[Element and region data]
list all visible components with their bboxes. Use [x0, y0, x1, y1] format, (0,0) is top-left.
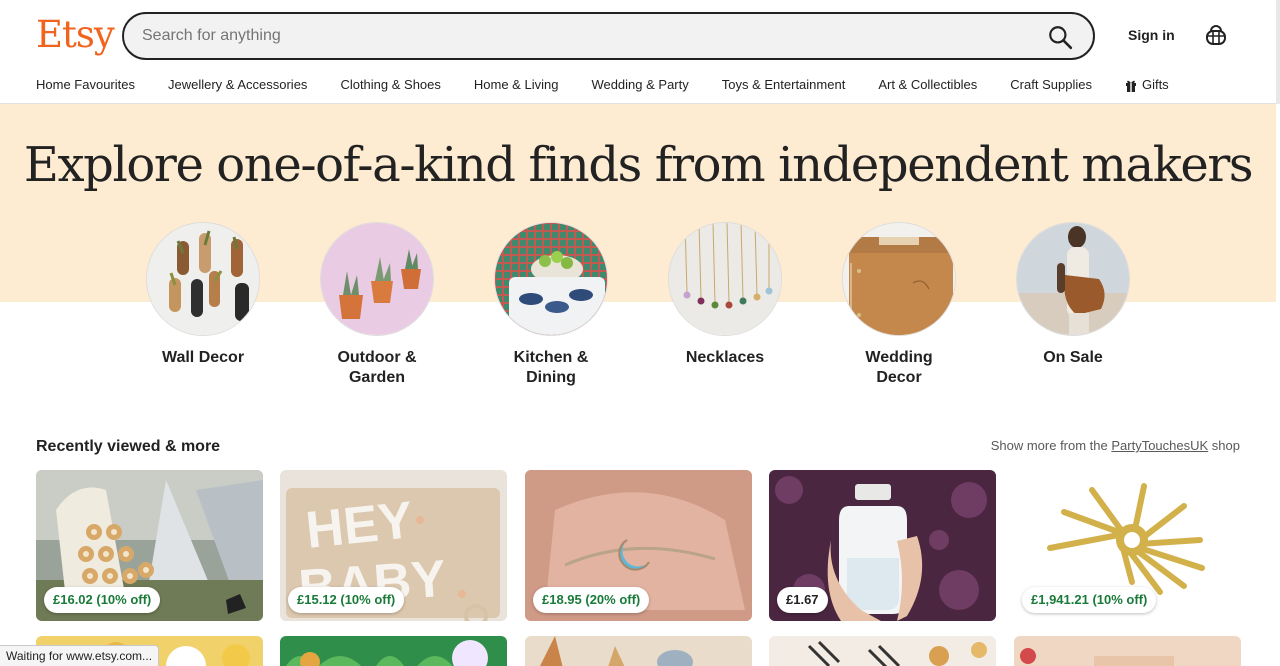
hero-title: Explore one-of-a-kind finds from indepen… [23, 137, 1254, 193]
category-necklaces[interactable]: Necklaces [668, 222, 782, 368]
site-header: Etsy Sign in Home Favourites Jewellery &… [0, 0, 1276, 104]
product-image [540, 636, 693, 666]
nav-item-clothing[interactable]: Clothing & Shoes [340, 76, 440, 94]
category-image [668, 222, 782, 336]
recently-viewed-heading: Recently viewed & more [36, 438, 221, 455]
nav-item-craft[interactable]: Craft Supplies [1010, 76, 1092, 94]
show-more-shop: Show more from the PartyTouchesUK shop [991, 438, 1240, 453]
product-card[interactable]: £18.95 (20% off) [525, 470, 752, 621]
category-kitchen-dining[interactable]: Kitchen & Dining [494, 222, 608, 388]
show-more-suffix: shop [1208, 438, 1240, 453]
category-image [842, 222, 956, 336]
product-card[interactable]: £1,941.21 (10% off) [1014, 470, 1241, 621]
nav-item-wedding-party[interactable]: Wedding & Party [591, 76, 688, 94]
category-image [320, 222, 434, 336]
category-label: Necklaces [685, 349, 765, 366]
browser-status-bar: Waiting for www.etsy.com... [0, 645, 160, 666]
product-card[interactable]: HEY BABY £15.12 (10% off) [280, 470, 507, 621]
category-image [1016, 222, 1130, 336]
category-label: Kitchen & Dining [513, 349, 589, 386]
product-image [286, 640, 488, 666]
product-image [1020, 648, 1174, 666]
price-badge: £16.02 (10% off) [44, 587, 161, 613]
category-image [494, 222, 608, 336]
nav-item-home-living[interactable]: Home & Living [474, 76, 559, 94]
category-wall-decor[interactable]: Wall Decor [146, 222, 260, 368]
price-badge: £15.12 (10% off) [288, 587, 405, 613]
price-badge: £1.67 [777, 587, 828, 613]
product-card[interactable] [280, 636, 507, 666]
product-image [807, 640, 987, 666]
price-badge: £18.95 (20% off) [533, 587, 650, 613]
category-outdoor-garden[interactable]: Outdoor & Garden [320, 222, 434, 388]
category-label: Outdoor & Garden [337, 349, 417, 386]
product-card[interactable]: £16.02 (10% off) [36, 470, 263, 621]
nav-item-gifts-label: Gifts [1141, 77, 1169, 92]
search-icon[interactable] [1047, 24, 1073, 50]
category-label: On Sale [1043, 349, 1103, 366]
product-card[interactable]: £1.67 [769, 470, 996, 621]
category-nav: Home Favourites Jewellery & Accessories … [36, 76, 1169, 94]
svg-text:HEY: HEY [303, 491, 415, 560]
nav-item-jewellery[interactable]: Jewellery & Accessories [168, 76, 307, 94]
product-card[interactable] [769, 636, 996, 666]
category-image [146, 222, 260, 336]
nav-item-art[interactable]: Art & Collectibles [878, 76, 977, 94]
product-card[interactable] [1014, 636, 1241, 666]
show-more-prefix: Show more from the [990, 438, 1112, 453]
product-card[interactable] [525, 636, 752, 666]
nav-item-toys[interactable]: Toys & Entertainment [722, 76, 846, 94]
category-label: Wedding Decor [865, 349, 933, 386]
scrollbar[interactable] [1276, 0, 1280, 104]
category-on-sale[interactable]: On Sale [1016, 222, 1130, 368]
category-label: Wall Decor [161, 349, 245, 366]
nav-item-gifts[interactable]: Gifts [1125, 76, 1169, 94]
search-bar [122, 12, 1095, 60]
etsy-logo[interactable]: Etsy [36, 12, 115, 58]
nav-item-home-favourites[interactable]: Home Favourites [36, 76, 135, 94]
category-wedding-decor[interactable]: Wedding Decor [842, 222, 956, 388]
search-input[interactable] [142, 14, 1022, 58]
price-badge: £1,941.21 (10% off) [1022, 587, 1157, 613]
shop-link[interactable]: PartyTouchesUK [1111, 438, 1208, 453]
cart-icon[interactable] [1204, 23, 1228, 47]
sign-in-link[interactable]: Sign in [1128, 27, 1175, 43]
gift-icon [1125, 80, 1136, 92]
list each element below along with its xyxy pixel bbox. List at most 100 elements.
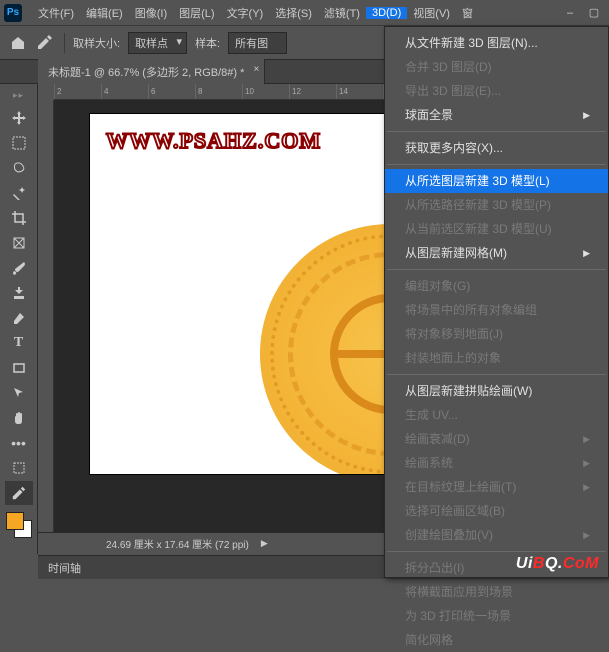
foreground-color-swatch[interactable] xyxy=(6,512,24,530)
sample-size-select[interactable]: 取样点 ▾ xyxy=(128,32,187,54)
menu-item-label: 绘画系统 xyxy=(405,455,453,471)
document-canvas[interactable]: WWW.PSAHZ.COM xyxy=(90,114,430,474)
submenu-arrow-icon: ▶ xyxy=(583,479,590,495)
app-logo: Ps xyxy=(4,4,22,22)
menu-item-label: 从当前选区新建 3D 模型(U) xyxy=(405,221,552,237)
clone-stamp-tool[interactable] xyxy=(5,281,33,305)
separator xyxy=(64,33,65,53)
menu-item-label: 编组对象(G) xyxy=(405,278,470,294)
maximize-button[interactable]: ▢ xyxy=(583,4,605,22)
color-swatches[interactable] xyxy=(6,512,32,538)
menubar: Ps 文件(F) 编辑(E) 图像(I) 图层(L) 文字(Y) 选择(S) 滤… xyxy=(0,0,609,26)
menu-item: 创建绘图叠加(V) ▶ xyxy=(385,523,608,547)
marquee-tool[interactable] xyxy=(5,131,33,155)
edit-toolbar[interactable] xyxy=(5,456,33,480)
window-controls: – ▢ xyxy=(559,4,609,22)
menu-item-label: 球面全景 xyxy=(405,107,453,123)
panel-grip[interactable]: ▸▸ xyxy=(13,90,24,101)
menu-view[interactable]: 视图(V) xyxy=(407,5,456,21)
menu-item-label: 从所选路径新建 3D 模型(P) xyxy=(405,197,551,213)
menu-item: 生成 UV... xyxy=(385,403,608,427)
menu-separator xyxy=(387,551,606,552)
menu-layer[interactable]: 图层(L) xyxy=(173,5,220,21)
document-tab[interactable]: 未标题-1 @ 66.7% (多边形 2, RGB/8#) * × xyxy=(38,59,265,85)
document-dimensions: 24.69 厘米 x 17.64 厘米 (72 ppi) xyxy=(98,536,257,551)
menu-item: 将场景中的所有对象编组 xyxy=(385,298,608,322)
crop-tool[interactable] xyxy=(5,206,33,230)
lasso-tool[interactable] xyxy=(5,156,33,180)
menu-item-label: 从图层新建网格(M) xyxy=(405,245,507,261)
home-icon[interactable] xyxy=(8,33,28,53)
menu-item[interactable]: 从图层新建网格(M) ▶ xyxy=(385,241,608,265)
menu-file[interactable]: 文件(F) xyxy=(32,5,80,21)
menu-separator xyxy=(387,164,606,165)
tools-panel: ▸▸ T ••• xyxy=(0,84,38,554)
path-select-tool[interactable] xyxy=(5,381,33,405)
menu-item: 封装地面上的对象 xyxy=(385,346,608,370)
dots-tool[interactable]: ••• xyxy=(5,431,33,455)
menu-item-label: 生成 UV... xyxy=(405,407,458,423)
status-menu-arrow[interactable]: ▶ xyxy=(261,538,268,549)
menu-item: 在目标纹理上绘画(T) ▶ xyxy=(385,475,608,499)
menu-type[interactable]: 文字(Y) xyxy=(221,5,270,21)
sample-select[interactable]: 所有图 xyxy=(228,32,287,54)
hand-tool[interactable] xyxy=(5,406,33,430)
menu-separator xyxy=(387,374,606,375)
menu-item[interactable]: 从文件新建 3D 图层(N)... xyxy=(385,31,608,55)
menu-item: 编组对象(G) xyxy=(385,274,608,298)
menu-item-label: 将横截面应用到场景 xyxy=(405,584,513,600)
menu-item[interactable]: 获取更多内容(X)... xyxy=(385,136,608,160)
menu-item-label: 为 3D 打印统一场景 xyxy=(405,608,511,624)
submenu-arrow-icon: ▶ xyxy=(583,527,590,543)
menu-item[interactable]: 球面全景 ▶ xyxy=(385,103,608,127)
magic-wand-tool[interactable] xyxy=(5,181,33,205)
menu-select[interactable]: 选择(S) xyxy=(269,5,318,21)
brush-tool[interactable] xyxy=(5,256,33,280)
vertical-ruler[interactable] xyxy=(38,100,54,554)
menu-item-label: 合并 3D 图层(D) xyxy=(405,59,492,75)
minimize-button[interactable]: – xyxy=(559,4,581,22)
menu-separator xyxy=(387,131,606,132)
menu-item: 从所选路径新建 3D 模型(P) xyxy=(385,193,608,217)
menu-item: 为 3D 打印统一场景 xyxy=(385,604,608,628)
eyedropper-tool[interactable] xyxy=(5,481,33,505)
move-tool[interactable] xyxy=(5,106,33,130)
menu-item[interactable]: 从图层新建拼贴绘画(W) xyxy=(385,379,608,403)
menu-edit[interactable]: 编辑(E) xyxy=(80,5,129,21)
ruler-origin[interactable] xyxy=(38,84,54,100)
submenu-arrow-icon: ▶ xyxy=(583,245,590,261)
watermark-text: WWW.PSAHZ.COM xyxy=(106,128,321,154)
frame-tool[interactable] xyxy=(5,231,33,255)
menu-3d[interactable]: 3D(D) xyxy=(366,7,407,19)
eyedropper-tool-icon[interactable] xyxy=(36,33,56,53)
close-tab-icon[interactable]: × xyxy=(254,64,260,75)
menu-item-label: 拆分凸出(I) xyxy=(405,560,464,576)
menu-separator xyxy=(387,269,606,270)
eraser-tool[interactable] xyxy=(5,306,33,330)
menu-item-label: 从所选图层新建 3D 模型(L) xyxy=(405,173,550,189)
menu-item: 从当前选区新建 3D 模型(U) xyxy=(385,217,608,241)
type-tool[interactable]: T xyxy=(5,331,33,355)
3d-menu-dropdown: 从文件新建 3D 图层(N)... 合并 3D 图层(D) 导出 3D 图层(E).… xyxy=(384,26,609,578)
menu-item-label: 创建绘图叠加(V) xyxy=(405,527,493,543)
timeline-label: 时间轴 xyxy=(48,560,81,576)
submenu-arrow-icon: ▶ xyxy=(583,107,590,123)
menu-item: 绘画衰减(D) ▶ xyxy=(385,427,608,451)
sample-label: 样本: xyxy=(195,35,220,51)
menu-item: 选择可绘画区域(B) xyxy=(385,499,608,523)
menu-item-label: 从图层新建拼贴绘画(W) xyxy=(405,383,532,399)
submenu-arrow-icon: ▶ xyxy=(583,431,590,447)
menu-item-label: 封装地面上的对象 xyxy=(405,350,501,366)
menu-item: 合并 3D 图层(D) xyxy=(385,55,608,79)
rectangle-tool[interactable] xyxy=(5,356,33,380)
menu-window[interactable]: 窗 xyxy=(456,5,479,21)
menu-item-label: 在目标纹理上绘画(T) xyxy=(405,479,516,495)
menu-item-label: 导出 3D 图层(E)... xyxy=(405,83,501,99)
menu-item: 导出 3D 图层(E)... xyxy=(385,79,608,103)
menu-item[interactable]: 从所选图层新建 3D 模型(L) xyxy=(385,169,608,193)
menu-item-label: 将对象移到地面(J) xyxy=(405,326,503,342)
menu-image[interactable]: 图像(I) xyxy=(129,5,173,21)
menu-item: 将横截面应用到场景 xyxy=(385,580,608,604)
menu-filter[interactable]: 滤镜(T) xyxy=(318,5,366,21)
menu-item-label: 绘画衰减(D) xyxy=(405,431,470,447)
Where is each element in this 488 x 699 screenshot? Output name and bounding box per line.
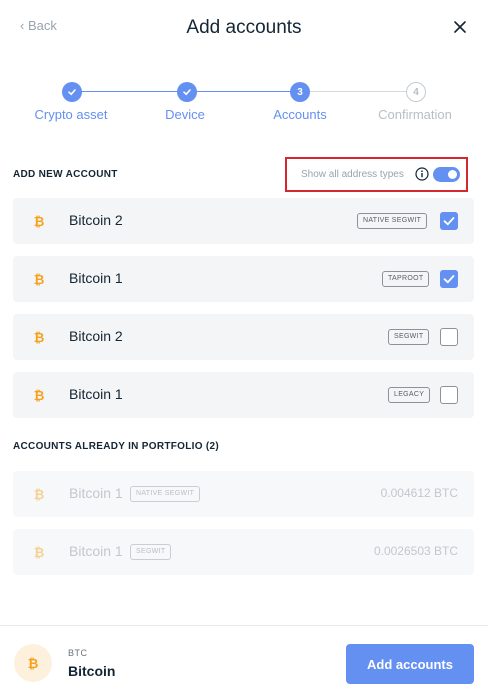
step-dot-accounts: 3 [290, 82, 310, 102]
step-label-device: Device [165, 107, 205, 122]
account-name: Bitcoin 2 [69, 328, 123, 344]
svg-text:₿: ₿ [34, 215, 45, 229]
svg-text:₿: ₿ [34, 273, 45, 287]
account-row[interactable]: ₿ Bitcoin 2 SEGWIT [13, 314, 474, 360]
address-type-badge: NATIVE SEGWIT [130, 486, 201, 502]
bitcoin-icon: ₿ [34, 389, 45, 403]
bitcoin-icon: ₿ [34, 273, 45, 287]
step-label-crypto-asset: Crypto asset [34, 107, 108, 122]
address-type-badge: TAPROOT [382, 271, 430, 287]
svg-text:₿: ₿ [34, 488, 45, 502]
stepper-line [72, 91, 187, 92]
account-row[interactable]: ₿ Bitcoin 1 LEGACY [13, 372, 474, 418]
step-dot-confirmation: 4 [406, 82, 426, 102]
show-all-address-types-control: Show all address types [285, 157, 468, 192]
bitcoin-icon: ₿ [28, 657, 39, 671]
check-icon [183, 89, 191, 96]
footer: ₿ BTC Bitcoin Add accounts [0, 625, 488, 699]
address-type-badge: NATIVE SEGWIT [357, 213, 428, 229]
header: ‹ Back Add accounts [0, 0, 488, 60]
bitcoin-icon: ₿ [34, 488, 45, 502]
address-type-badge: LEGACY [388, 387, 431, 403]
account-checkbox[interactable] [440, 212, 458, 230]
account-name: Bitcoin 1 [69, 386, 123, 402]
close-icon [454, 21, 466, 33]
add-accounts-button[interactable]: Add accounts [346, 644, 474, 684]
step-dot-crypto-asset [62, 82, 82, 102]
bitcoin-icon: ₿ [34, 331, 45, 345]
check-icon [443, 217, 455, 226]
svg-text:₿: ₿ [34, 389, 45, 403]
account-checkbox[interactable] [440, 328, 458, 346]
svg-text:₿: ₿ [28, 657, 39, 671]
account-balance: 0.004612 BTC [380, 486, 458, 500]
account-checkbox[interactable] [440, 270, 458, 288]
toggle-knob [448, 170, 457, 179]
show-all-address-types-toggle[interactable] [433, 167, 460, 182]
step-label-accounts: Accounts [273, 107, 327, 122]
svg-text:₿: ₿ [34, 546, 45, 560]
page-title: Add accounts [186, 17, 302, 38]
account-name: Bitcoin 1 [69, 270, 123, 286]
portfolio-account-row: ₿ Bitcoin 1 NATIVE SEGWIT 0.004612 BTC [13, 471, 474, 517]
svg-text:₿: ₿ [34, 331, 45, 345]
address-type-badge: SEGWIT [130, 544, 172, 560]
stepper-line [187, 91, 300, 92]
currency-ticker: BTC [68, 648, 88, 658]
account-row[interactable]: ₿ Bitcoin 2 NATIVE SEGWIT [13, 198, 474, 244]
close-button[interactable] [449, 16, 471, 38]
info-icon[interactable] [415, 167, 429, 181]
bitcoin-icon: ₿ [34, 546, 45, 560]
check-icon [68, 89, 76, 96]
account-balance: 0.0026503 BTC [373, 544, 458, 558]
portfolio-account-row: ₿ Bitcoin 1 SEGWIT 0.0026503 BTC [13, 529, 474, 575]
currency-avatar: ₿ [14, 644, 52, 682]
currency-name: Bitcoin [68, 663, 116, 679]
step-dot-device [177, 82, 197, 102]
show-all-address-types-label: Show all address types [301, 169, 404, 180]
bitcoin-icon: ₿ [34, 215, 45, 229]
account-row[interactable]: ₿ Bitcoin 1 TAPROOT [13, 256, 474, 302]
add-new-account-heading: ADD NEW ACCOUNT [13, 169, 118, 180]
step-label-confirmation: Confirmation [378, 107, 452, 122]
account-name: Bitcoin 2 [69, 212, 123, 228]
stepper-line [300, 91, 416, 92]
stepper: 3 4 Crypto asset Device Accounts Confirm… [0, 80, 488, 130]
account-checkbox[interactable] [440, 386, 458, 404]
portfolio-accounts-heading: ACCOUNTS ALREADY IN PORTFOLIO (2) [13, 441, 220, 452]
account-name: Bitcoin 1 [69, 543, 123, 559]
address-type-badge: SEGWIT [388, 329, 430, 345]
account-name: Bitcoin 1 [69, 485, 123, 501]
check-icon [443, 275, 455, 284]
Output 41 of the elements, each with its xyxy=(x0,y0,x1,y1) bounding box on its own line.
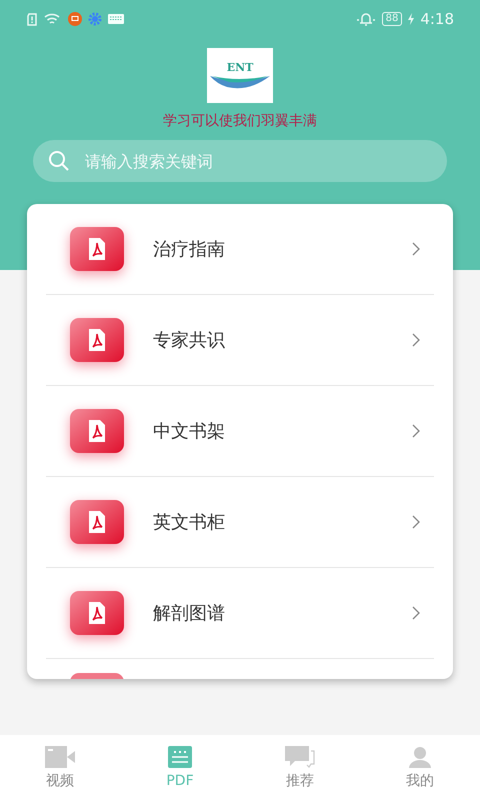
sim-alert-icon xyxy=(26,12,38,26)
clock-time: 4:18 xyxy=(420,8,454,30)
app-notification-icon xyxy=(68,12,82,26)
nav-tab[interactable]: 我的 xyxy=(360,735,480,800)
pdf-icon xyxy=(70,318,124,362)
category-row[interactable]: 治疗指南 xyxy=(46,204,434,295)
search-icon xyxy=(47,149,71,173)
category-label: 英文书柜 xyxy=(153,510,226,534)
slogan-text: 学习可以使我们羽翼丰满 xyxy=(163,112,317,131)
gear-icon xyxy=(88,12,102,26)
chat-bubbles-icon xyxy=(285,746,315,768)
charging-icon xyxy=(408,13,414,25)
pdf-icon xyxy=(70,591,124,635)
category-label: 治疗指南 xyxy=(153,238,226,262)
video-camera-icon xyxy=(45,746,75,768)
pdf-icon xyxy=(70,673,124,679)
chevron-right-icon xyxy=(412,515,420,529)
nav-tab[interactable]: 视频 xyxy=(0,735,120,800)
keyboard-icon xyxy=(108,14,124,24)
chevron-right-icon xyxy=(412,333,420,347)
user-icon xyxy=(408,746,432,768)
category-label: 中文书架 xyxy=(153,420,226,444)
category-row[interactable]: 中文书架 xyxy=(46,386,434,477)
logo-text: ENT xyxy=(226,62,254,74)
pdf-icon xyxy=(70,227,124,271)
category-row[interactable]: 解剖图谱 xyxy=(46,568,434,659)
document-icon xyxy=(168,746,192,768)
category-row[interactable]: 专家共识 xyxy=(46,295,434,386)
category-row[interactable]: 英文书柜 xyxy=(46,477,434,568)
battery-level: 88 xyxy=(382,12,402,26)
feather-icon xyxy=(209,74,271,90)
category-label: 专家共识 xyxy=(153,328,226,352)
bell-icon xyxy=(356,11,376,27)
wifi-icon xyxy=(44,12,62,26)
chevron-right-icon xyxy=(412,606,420,620)
chevron-right-icon xyxy=(412,242,420,256)
chevron-right-icon xyxy=(412,424,420,438)
pdf-icon xyxy=(70,500,124,544)
pdf-icon xyxy=(70,409,124,453)
nav-tab[interactable]: 推荐 xyxy=(240,735,360,800)
category-label: 解剖图谱 xyxy=(153,602,226,626)
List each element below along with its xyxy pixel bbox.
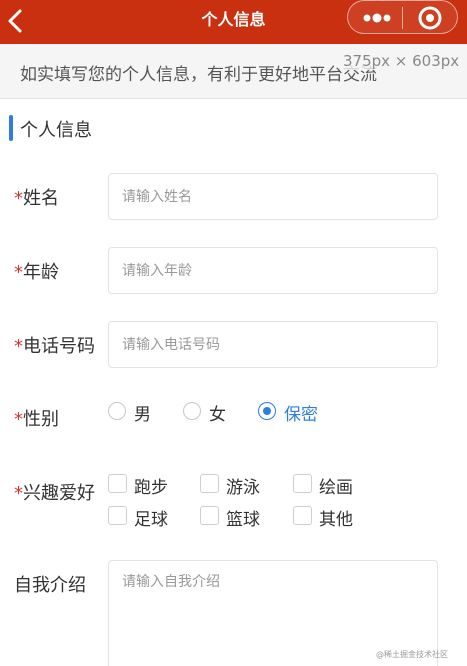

● **TASK DIRECTIONS**
Give the part of the listing that opens with the line containing "foreground-color-swatch[interactable] xyxy=(6,512,24,530)" and closes with the line containing "clone-stamp-tool[interactable] xyxy=(5,281,33,305)" as a JSON list of strings, one per line, leaving out blank lines.

● **RESULT FOR THIS EXERCISE**
[
  "foreground-color-swatch[interactable] xyxy=(6,512,24,530)",
  "sample-size-select[interactable]: 取样点 ▾ xyxy=(128,32,187,54)",
  "menu-item-label: 绘画系统 xyxy=(405,455,453,471)",
  "document-canvas[interactable]: WWW.PSAHZ.COM xyxy=(90,114,430,474)",
  "submenu-arrow-icon: ▶ xyxy=(583,479,590,495)",
  "app-logo: Ps xyxy=(4,4,22,22)",
  "menu-item-label: 从当前选区新建 3D 模型(U) xyxy=(405,221,552,237)",
  "clone-stamp-tool[interactable] xyxy=(5,281,33,305)"
]